Single out the lines that include the word "image". Copy them.

'''

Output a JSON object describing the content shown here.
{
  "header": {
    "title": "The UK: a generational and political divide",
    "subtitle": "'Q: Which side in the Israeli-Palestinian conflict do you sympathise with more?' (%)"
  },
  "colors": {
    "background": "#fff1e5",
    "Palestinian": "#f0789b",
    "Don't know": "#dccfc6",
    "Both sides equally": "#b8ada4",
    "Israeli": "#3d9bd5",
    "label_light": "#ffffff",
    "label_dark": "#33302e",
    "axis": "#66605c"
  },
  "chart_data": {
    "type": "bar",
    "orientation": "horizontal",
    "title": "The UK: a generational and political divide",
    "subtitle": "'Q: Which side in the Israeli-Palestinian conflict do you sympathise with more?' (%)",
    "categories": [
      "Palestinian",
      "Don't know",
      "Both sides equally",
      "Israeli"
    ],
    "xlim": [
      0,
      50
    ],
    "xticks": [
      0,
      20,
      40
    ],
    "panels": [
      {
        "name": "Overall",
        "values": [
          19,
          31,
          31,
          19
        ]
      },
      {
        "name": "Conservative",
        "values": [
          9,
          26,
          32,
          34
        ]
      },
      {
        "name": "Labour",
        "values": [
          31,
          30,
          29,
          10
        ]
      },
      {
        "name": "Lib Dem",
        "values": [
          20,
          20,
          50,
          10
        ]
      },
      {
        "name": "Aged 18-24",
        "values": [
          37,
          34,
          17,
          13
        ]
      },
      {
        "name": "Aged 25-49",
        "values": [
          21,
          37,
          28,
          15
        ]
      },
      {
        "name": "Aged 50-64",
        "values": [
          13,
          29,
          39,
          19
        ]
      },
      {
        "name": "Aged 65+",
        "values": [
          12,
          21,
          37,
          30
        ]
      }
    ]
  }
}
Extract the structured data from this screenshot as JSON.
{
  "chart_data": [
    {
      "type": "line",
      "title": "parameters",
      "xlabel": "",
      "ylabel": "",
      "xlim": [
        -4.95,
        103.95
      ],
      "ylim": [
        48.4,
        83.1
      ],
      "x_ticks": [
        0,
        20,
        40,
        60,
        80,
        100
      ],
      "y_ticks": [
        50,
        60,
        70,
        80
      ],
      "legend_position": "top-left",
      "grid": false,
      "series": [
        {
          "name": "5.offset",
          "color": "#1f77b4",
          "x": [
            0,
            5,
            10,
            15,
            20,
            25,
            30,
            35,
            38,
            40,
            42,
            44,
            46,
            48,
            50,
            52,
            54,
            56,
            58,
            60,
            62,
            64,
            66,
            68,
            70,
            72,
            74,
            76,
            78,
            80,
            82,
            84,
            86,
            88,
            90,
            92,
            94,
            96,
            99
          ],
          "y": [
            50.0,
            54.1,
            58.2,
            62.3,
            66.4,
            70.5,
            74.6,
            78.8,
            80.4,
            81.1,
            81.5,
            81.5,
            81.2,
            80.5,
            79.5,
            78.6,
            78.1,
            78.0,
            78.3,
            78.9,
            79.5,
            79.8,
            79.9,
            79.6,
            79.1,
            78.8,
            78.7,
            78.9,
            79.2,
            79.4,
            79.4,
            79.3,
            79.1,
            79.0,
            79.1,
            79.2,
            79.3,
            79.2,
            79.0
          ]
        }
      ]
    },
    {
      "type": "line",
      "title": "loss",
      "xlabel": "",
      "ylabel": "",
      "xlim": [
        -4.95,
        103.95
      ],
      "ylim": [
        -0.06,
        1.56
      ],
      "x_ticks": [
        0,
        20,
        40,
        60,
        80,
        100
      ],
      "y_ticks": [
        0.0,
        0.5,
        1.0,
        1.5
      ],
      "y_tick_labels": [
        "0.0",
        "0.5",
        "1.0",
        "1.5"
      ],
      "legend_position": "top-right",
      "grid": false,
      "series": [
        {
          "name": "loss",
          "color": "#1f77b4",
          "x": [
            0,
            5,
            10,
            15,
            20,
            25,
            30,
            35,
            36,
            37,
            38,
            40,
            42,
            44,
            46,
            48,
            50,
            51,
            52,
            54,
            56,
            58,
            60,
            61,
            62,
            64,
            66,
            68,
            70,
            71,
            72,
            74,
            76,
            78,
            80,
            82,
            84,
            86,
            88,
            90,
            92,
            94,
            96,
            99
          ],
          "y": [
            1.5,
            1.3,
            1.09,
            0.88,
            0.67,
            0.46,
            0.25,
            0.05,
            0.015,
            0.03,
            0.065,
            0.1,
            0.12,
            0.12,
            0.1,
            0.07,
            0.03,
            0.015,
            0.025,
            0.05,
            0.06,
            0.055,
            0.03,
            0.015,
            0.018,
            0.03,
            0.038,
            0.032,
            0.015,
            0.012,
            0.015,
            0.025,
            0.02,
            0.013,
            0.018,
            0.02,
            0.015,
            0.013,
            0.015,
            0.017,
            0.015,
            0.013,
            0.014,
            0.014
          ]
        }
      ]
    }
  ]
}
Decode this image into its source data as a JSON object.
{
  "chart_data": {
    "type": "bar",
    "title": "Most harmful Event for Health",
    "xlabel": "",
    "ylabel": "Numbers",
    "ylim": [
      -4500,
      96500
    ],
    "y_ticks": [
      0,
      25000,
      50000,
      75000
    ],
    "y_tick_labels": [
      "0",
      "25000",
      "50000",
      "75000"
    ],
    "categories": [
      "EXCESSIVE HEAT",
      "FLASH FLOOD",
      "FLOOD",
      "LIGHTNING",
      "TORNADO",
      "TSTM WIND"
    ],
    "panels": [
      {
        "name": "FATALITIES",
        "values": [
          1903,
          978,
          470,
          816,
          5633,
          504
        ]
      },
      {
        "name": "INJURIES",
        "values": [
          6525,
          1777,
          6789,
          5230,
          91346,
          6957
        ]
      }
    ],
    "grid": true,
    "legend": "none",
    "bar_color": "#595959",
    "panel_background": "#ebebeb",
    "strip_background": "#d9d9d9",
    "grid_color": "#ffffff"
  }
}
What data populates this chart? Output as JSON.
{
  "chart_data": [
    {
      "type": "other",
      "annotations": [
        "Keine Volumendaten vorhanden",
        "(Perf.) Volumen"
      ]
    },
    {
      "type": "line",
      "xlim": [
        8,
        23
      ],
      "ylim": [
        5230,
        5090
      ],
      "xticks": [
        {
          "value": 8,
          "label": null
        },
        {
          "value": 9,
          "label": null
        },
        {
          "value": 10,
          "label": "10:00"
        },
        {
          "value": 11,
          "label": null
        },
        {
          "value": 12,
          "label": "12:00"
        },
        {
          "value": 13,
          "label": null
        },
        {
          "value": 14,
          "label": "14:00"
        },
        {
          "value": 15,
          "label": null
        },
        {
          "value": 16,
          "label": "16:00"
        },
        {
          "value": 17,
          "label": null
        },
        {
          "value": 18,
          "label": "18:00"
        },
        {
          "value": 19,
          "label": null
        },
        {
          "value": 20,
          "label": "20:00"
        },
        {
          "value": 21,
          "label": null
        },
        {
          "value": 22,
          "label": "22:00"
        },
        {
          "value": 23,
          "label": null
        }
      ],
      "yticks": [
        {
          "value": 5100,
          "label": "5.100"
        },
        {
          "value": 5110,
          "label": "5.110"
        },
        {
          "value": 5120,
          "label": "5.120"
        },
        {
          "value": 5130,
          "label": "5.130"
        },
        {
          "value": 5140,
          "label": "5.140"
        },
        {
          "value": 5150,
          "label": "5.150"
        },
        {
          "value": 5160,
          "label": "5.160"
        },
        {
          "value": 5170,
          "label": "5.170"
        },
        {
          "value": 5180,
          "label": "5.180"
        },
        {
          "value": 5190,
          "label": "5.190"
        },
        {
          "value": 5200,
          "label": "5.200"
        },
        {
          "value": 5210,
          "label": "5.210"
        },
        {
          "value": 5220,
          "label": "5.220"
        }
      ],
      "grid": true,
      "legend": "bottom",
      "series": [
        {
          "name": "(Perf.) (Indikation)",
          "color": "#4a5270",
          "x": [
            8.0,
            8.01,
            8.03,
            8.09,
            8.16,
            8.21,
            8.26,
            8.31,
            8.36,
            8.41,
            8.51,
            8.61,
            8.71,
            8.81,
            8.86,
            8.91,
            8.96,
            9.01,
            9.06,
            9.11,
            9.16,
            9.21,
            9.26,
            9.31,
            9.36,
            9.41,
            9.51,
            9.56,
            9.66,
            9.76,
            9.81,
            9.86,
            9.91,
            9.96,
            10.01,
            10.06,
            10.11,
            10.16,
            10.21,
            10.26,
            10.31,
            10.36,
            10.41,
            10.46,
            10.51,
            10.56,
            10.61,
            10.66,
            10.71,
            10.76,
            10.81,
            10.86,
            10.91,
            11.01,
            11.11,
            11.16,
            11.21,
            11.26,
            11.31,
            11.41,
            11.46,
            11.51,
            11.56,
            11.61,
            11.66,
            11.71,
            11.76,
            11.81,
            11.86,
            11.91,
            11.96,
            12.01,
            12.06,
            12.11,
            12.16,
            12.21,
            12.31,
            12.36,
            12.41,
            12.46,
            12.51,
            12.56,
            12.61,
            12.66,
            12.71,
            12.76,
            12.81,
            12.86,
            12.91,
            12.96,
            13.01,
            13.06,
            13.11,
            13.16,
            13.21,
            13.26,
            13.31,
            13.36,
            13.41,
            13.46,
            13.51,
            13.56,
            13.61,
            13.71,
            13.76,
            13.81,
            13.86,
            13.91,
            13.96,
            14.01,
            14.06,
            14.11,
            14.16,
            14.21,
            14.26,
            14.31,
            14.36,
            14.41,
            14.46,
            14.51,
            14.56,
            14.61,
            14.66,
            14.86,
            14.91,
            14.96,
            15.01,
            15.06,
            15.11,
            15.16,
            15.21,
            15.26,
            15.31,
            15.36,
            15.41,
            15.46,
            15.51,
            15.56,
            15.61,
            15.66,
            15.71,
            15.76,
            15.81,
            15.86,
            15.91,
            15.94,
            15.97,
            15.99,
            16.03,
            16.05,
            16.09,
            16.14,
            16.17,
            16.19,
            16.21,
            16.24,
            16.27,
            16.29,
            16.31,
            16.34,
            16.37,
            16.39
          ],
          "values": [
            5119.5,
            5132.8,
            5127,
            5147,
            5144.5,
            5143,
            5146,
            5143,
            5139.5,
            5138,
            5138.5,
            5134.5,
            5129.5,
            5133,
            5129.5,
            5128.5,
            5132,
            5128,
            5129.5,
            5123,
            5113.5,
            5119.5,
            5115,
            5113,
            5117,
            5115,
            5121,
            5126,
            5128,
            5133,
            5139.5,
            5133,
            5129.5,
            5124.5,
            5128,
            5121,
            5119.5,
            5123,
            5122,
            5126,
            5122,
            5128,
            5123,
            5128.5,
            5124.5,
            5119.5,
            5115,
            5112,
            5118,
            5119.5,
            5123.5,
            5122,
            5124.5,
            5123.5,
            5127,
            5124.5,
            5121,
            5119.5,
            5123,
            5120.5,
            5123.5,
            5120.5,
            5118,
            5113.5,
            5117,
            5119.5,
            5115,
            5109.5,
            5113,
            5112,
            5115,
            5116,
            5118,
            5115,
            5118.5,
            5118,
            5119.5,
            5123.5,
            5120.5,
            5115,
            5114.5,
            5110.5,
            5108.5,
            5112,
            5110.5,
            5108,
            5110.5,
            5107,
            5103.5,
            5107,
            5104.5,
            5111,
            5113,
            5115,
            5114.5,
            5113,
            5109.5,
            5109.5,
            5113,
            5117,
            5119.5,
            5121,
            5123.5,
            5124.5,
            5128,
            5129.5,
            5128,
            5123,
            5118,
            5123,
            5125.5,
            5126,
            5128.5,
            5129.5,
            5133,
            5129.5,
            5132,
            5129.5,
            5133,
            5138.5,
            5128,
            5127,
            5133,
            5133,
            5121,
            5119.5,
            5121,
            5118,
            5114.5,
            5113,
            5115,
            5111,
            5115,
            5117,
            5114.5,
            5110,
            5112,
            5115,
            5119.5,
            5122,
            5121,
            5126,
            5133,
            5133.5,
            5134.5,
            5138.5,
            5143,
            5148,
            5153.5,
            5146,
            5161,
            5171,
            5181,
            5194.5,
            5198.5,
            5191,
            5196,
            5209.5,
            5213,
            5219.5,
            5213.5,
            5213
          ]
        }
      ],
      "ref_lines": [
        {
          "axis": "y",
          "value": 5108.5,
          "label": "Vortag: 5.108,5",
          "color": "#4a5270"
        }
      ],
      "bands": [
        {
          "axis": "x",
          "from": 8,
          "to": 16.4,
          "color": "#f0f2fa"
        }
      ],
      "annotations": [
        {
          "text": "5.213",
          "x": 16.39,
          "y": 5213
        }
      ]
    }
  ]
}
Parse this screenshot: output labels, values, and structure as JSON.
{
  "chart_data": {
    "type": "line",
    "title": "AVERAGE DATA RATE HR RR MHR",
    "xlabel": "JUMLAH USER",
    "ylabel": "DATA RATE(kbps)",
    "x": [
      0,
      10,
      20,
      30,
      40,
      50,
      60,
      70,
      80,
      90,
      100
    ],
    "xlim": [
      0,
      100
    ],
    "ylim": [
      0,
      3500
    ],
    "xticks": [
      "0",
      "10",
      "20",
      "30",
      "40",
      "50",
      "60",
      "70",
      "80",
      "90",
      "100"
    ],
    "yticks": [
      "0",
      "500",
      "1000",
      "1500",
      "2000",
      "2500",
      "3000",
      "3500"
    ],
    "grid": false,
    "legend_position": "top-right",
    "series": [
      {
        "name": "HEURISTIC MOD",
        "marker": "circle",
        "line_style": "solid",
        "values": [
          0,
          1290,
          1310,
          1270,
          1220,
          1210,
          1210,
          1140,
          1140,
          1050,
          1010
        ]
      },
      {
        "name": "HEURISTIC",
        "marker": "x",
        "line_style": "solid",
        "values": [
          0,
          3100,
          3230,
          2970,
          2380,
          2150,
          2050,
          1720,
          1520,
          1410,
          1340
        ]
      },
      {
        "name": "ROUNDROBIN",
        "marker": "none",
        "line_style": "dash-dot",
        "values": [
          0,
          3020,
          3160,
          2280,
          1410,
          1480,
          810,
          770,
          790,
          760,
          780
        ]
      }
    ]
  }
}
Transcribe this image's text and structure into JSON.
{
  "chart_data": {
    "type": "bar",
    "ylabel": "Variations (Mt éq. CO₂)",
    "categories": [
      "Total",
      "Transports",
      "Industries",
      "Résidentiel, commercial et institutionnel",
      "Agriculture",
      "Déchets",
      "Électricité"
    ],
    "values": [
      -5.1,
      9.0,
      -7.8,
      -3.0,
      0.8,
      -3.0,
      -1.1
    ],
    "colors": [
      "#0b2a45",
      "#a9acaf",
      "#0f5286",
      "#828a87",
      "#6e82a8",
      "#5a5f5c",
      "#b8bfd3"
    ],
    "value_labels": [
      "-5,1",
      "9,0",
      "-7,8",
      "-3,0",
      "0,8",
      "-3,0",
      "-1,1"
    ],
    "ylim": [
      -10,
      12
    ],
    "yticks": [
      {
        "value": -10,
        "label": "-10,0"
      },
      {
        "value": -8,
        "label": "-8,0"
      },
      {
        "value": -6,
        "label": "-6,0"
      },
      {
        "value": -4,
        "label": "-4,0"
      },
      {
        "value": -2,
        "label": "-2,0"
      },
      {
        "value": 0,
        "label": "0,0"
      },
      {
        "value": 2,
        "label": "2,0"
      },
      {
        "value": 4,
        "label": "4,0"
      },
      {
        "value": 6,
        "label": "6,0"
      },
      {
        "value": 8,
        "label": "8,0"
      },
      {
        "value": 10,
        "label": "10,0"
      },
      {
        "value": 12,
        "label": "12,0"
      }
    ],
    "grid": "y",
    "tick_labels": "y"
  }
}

'''

> [RESPONSE FOR THIS EXERCISE]
Decode this image into its source data as a JSON object.
Transcribe this image's text and structure into JSON.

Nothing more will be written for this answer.